EXERCISE MATERIAL:

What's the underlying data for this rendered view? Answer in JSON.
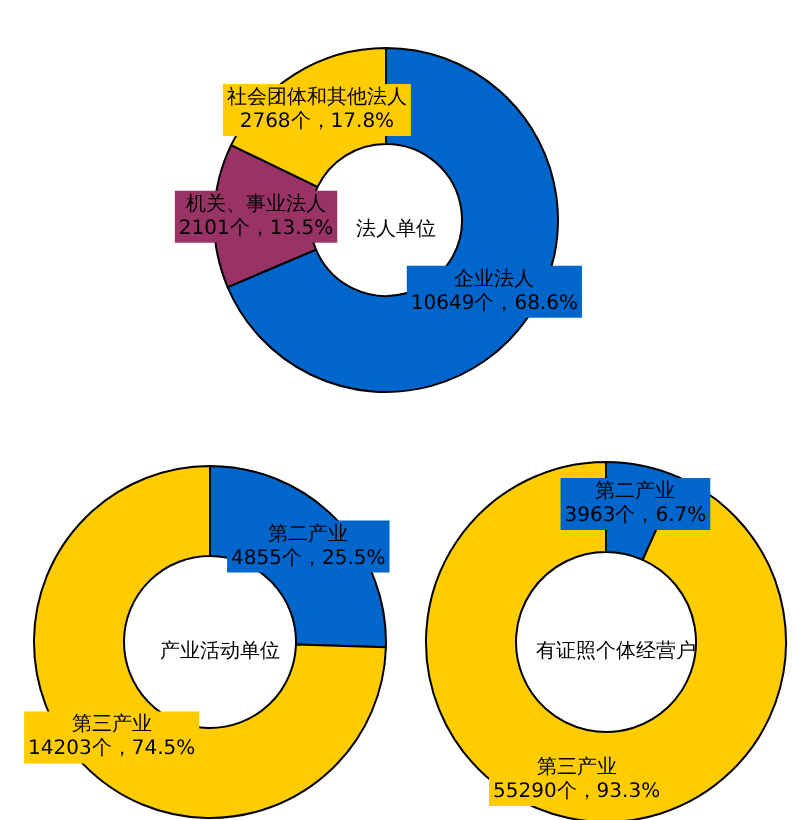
{
  "chart_data": [
    {
      "type": "donut",
      "title": "法人单位",
      "categories": [
        "企业法人",
        "机关、事业法人",
        "社会团体和其他法人"
      ],
      "values": [
        10649,
        2101,
        2768
      ],
      "colors": [
        "#0066cc",
        "#993366",
        "#ffcc00"
      ],
      "value_labels": [
        "10649个，68.6%",
        "2101个，13.5%",
        "2768个，17.8%"
      ],
      "legend": false
    },
    {
      "type": "donut",
      "title": "产业活动单位",
      "categories": [
        "第二产业",
        "第三产业"
      ],
      "values": [
        4855,
        14203
      ],
      "colors": [
        "#0066cc",
        "#ffcc00"
      ],
      "value_labels": [
        "4855个，25.5%",
        "14203个，74.5%"
      ],
      "legend": false
    },
    {
      "type": "donut",
      "title": "有证照个体经营户",
      "categories": [
        "第二产业",
        "第三产业"
      ],
      "values": [
        3963,
        55290
      ],
      "colors": [
        "#0066cc",
        "#ffcc00"
      ],
      "value_labels": [
        "3963个，6.7%",
        "55290个，93.3%"
      ],
      "legend": false
    }
  ]
}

TASK TO COMPLETE: Quote every line word for word and keep the images out of the copy.

SOLUTION TO THIS TASK:
What's the underlying data for this rendered view? Answer in JSON.
{
  "chart_data": [
    {
      "type": "donut",
      "title": "法人单位",
      "categories": [
        "企业法人",
        "机关、事业法人",
        "社会团体和其他法人"
      ],
      "values": [
        10649,
        2101,
        2768
      ],
      "colors": [
        "#0066cc",
        "#993366",
        "#ffcc00"
      ],
      "value_labels": [
        "10649个，68.6%",
        "2101个，13.5%",
        "2768个，17.8%"
      ],
      "legend": false
    },
    {
      "type": "donut",
      "title": "产业活动单位",
      "categories": [
        "第二产业",
        "第三产业"
      ],
      "values": [
        4855,
        14203
      ],
      "colors": [
        "#0066cc",
        "#ffcc00"
      ],
      "value_labels": [
        "4855个，25.5%",
        "14203个，74.5%"
      ],
      "legend": false
    },
    {
      "type": "donut",
      "title": "有证照个体经营户",
      "categories": [
        "第二产业",
        "第三产业"
      ],
      "values": [
        3963,
        55290
      ],
      "colors": [
        "#0066cc",
        "#ffcc00"
      ],
      "value_labels": [
        "3963个，6.7%",
        "55290个，93.3%"
      ],
      "legend": false
    }
  ]
}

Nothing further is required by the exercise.